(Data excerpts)
● ● ● ●
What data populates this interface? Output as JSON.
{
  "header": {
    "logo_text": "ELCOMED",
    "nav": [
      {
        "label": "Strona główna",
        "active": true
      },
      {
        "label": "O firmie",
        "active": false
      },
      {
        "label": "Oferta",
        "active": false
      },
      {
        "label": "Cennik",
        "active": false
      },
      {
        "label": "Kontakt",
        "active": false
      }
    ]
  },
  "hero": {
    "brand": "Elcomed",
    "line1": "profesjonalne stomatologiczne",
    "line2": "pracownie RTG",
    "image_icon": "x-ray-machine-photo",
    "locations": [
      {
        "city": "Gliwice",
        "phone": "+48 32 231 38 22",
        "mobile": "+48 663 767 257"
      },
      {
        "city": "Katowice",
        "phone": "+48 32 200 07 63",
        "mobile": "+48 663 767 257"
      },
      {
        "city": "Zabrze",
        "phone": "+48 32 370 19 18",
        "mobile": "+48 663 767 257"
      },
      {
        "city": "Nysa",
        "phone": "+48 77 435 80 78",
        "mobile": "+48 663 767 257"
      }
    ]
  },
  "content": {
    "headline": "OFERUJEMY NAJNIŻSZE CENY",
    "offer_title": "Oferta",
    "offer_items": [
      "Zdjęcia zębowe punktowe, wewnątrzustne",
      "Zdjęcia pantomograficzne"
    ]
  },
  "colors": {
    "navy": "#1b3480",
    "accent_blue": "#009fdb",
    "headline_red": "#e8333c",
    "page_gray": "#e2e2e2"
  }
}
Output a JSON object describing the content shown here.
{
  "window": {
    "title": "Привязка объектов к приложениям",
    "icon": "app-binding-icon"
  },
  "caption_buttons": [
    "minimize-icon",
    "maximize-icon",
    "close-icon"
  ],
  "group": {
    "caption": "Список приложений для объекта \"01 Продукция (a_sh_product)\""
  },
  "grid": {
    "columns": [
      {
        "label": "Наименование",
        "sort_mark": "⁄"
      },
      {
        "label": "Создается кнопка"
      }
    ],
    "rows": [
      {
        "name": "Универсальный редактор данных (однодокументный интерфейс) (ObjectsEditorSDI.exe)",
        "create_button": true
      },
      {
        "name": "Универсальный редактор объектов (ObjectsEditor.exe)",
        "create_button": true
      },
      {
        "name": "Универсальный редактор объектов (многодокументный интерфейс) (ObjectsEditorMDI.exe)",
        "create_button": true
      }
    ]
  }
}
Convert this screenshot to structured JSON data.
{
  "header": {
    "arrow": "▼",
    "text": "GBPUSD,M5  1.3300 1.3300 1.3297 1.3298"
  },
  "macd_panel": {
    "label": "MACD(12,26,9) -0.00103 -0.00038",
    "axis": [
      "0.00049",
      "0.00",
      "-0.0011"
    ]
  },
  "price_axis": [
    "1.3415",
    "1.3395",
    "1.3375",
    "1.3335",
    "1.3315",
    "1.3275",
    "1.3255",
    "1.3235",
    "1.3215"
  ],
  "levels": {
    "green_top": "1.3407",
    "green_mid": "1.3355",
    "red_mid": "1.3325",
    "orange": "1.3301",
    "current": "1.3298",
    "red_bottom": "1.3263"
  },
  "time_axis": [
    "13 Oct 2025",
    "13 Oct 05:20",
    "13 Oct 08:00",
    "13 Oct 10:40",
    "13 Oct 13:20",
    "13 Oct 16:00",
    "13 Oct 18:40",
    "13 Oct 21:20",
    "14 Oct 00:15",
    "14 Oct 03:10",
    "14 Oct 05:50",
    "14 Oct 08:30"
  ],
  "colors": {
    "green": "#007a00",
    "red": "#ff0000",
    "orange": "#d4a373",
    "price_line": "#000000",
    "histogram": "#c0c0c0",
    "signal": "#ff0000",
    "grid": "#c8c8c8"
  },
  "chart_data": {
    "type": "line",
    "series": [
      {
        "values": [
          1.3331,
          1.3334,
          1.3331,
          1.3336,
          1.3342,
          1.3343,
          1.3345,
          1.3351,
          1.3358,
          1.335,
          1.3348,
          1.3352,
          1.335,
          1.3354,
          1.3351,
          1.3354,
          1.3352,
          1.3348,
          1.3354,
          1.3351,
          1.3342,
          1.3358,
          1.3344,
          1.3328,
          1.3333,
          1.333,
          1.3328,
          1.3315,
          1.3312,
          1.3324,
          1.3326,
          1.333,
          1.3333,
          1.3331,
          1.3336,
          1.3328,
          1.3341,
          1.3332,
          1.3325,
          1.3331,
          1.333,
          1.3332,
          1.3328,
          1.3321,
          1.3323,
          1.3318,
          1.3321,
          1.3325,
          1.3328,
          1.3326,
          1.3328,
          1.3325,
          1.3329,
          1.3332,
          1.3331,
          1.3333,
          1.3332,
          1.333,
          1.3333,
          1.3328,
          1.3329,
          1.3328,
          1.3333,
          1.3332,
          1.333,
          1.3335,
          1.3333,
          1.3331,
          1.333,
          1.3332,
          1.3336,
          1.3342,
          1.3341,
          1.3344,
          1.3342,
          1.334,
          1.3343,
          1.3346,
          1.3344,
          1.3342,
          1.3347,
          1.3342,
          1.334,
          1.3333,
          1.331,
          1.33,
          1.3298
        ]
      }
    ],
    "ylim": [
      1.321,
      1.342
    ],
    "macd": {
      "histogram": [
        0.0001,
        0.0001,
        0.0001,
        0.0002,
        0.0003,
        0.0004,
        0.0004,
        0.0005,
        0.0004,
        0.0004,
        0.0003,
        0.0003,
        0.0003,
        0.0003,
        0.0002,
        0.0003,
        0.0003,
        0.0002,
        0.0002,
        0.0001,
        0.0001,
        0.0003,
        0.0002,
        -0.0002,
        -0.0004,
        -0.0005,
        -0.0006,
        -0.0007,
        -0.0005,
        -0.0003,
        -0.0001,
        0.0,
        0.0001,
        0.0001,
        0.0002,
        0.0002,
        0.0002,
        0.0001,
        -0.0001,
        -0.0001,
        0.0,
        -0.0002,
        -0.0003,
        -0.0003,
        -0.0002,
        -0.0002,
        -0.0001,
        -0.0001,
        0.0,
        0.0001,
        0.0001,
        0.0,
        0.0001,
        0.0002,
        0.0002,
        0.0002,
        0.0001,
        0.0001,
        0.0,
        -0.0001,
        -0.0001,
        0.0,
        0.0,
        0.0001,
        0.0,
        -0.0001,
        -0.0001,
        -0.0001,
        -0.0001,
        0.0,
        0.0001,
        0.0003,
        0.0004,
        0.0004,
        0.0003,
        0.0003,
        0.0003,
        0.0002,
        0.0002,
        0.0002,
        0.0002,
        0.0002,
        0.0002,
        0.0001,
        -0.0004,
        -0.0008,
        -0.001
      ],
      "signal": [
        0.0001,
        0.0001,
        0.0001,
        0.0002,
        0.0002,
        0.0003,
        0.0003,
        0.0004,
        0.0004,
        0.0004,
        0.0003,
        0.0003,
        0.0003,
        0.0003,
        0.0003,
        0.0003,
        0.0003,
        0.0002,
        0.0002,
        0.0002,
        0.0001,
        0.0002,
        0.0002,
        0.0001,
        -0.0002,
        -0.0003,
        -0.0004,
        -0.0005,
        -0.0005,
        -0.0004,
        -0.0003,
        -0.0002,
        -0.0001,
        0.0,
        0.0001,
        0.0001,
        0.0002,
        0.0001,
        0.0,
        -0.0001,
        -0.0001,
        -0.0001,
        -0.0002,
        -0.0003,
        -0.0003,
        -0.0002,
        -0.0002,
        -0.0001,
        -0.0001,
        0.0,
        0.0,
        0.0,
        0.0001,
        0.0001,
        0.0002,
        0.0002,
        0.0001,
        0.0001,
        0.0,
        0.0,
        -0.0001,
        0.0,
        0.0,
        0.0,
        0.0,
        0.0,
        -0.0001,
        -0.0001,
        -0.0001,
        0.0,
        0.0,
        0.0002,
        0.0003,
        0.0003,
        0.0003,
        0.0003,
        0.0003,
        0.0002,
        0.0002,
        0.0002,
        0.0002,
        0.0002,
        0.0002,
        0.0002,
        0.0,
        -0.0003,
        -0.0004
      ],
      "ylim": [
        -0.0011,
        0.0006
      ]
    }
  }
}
● ● ● ●
Aim of the exercise: Find all lines holding the string "Универсальный" and copy them.

Response below:
        "name": "Универсальный редактор данных (однодокументный интерфейс) (ObjectsEditorSDI.exe)",
        "name": "Универсальный редактор объектов (ObjectsEditor.exe)",
        "name": "Универсальный редактор объектов (многодокументный интерфейс) (ObjectsEditorMDI.exe)",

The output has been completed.